begin

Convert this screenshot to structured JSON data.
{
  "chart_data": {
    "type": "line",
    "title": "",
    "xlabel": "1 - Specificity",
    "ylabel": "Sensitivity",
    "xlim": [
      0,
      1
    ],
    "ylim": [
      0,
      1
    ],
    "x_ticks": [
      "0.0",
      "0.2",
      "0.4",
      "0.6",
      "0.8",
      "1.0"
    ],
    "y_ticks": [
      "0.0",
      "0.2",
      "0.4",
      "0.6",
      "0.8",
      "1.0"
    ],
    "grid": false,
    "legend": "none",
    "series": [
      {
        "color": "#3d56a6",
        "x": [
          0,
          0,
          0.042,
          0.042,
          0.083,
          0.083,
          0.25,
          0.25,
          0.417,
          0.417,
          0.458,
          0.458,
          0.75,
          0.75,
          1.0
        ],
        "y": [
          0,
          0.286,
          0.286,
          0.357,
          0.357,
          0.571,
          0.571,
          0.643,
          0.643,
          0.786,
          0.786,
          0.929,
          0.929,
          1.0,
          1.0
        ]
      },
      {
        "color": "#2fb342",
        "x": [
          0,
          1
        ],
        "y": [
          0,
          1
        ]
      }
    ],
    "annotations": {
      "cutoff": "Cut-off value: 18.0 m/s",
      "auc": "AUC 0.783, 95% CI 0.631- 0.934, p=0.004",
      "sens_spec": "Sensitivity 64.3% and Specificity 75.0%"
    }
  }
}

end

Retype the records above exactly.

• **Correct answer**
Convert this screenshot to structured JSON data.
{
  "chart_data": {
    "type": "line",
    "title": "",
    "xlabel": "1 - Specificity",
    "ylabel": "Sensitivity",
    "xlim": [
      0,
      1
    ],
    "ylim": [
      0,
      1
    ],
    "x_ticks": [
      "0.0",
      "0.2",
      "0.4",
      "0.6",
      "0.8",
      "1.0"
    ],
    "y_ticks": [
      "0.0",
      "0.2",
      "0.4",
      "0.6",
      "0.8",
      "1.0"
    ],
    "grid": false,
    "legend": "none",
    "series": [
      {
        "color": "#3d56a6",
        "x": [
          0,
          0,
          0.042,
          0.042,
          0.083,
          0.083,
          0.25,
          0.25,
          0.417,
          0.417,
          0.458,
          0.458,
          0.75,
          0.75,
          1.0
        ],
        "y": [
          0,
          0.286,
          0.286,
          0.357,
          0.357,
          0.571,
          0.571,
          0.643,
          0.643,
          0.786,
          0.786,
          0.929,
          0.929,
          1.0,
          1.0
        ]
      },
      {
        "color": "#2fb342",
        "x": [
          0,
          1
        ],
        "y": [
          0,
          1
        ]
      }
    ],
    "annotations": {
      "cutoff": "Cut-off value: 18.0 m/s",
      "auc": "AUC 0.783, 95% CI 0.631- 0.934, p=0.004",
      "sens_spec": "Sensitivity 64.3% and Specificity 75.0%"
    }
  }
}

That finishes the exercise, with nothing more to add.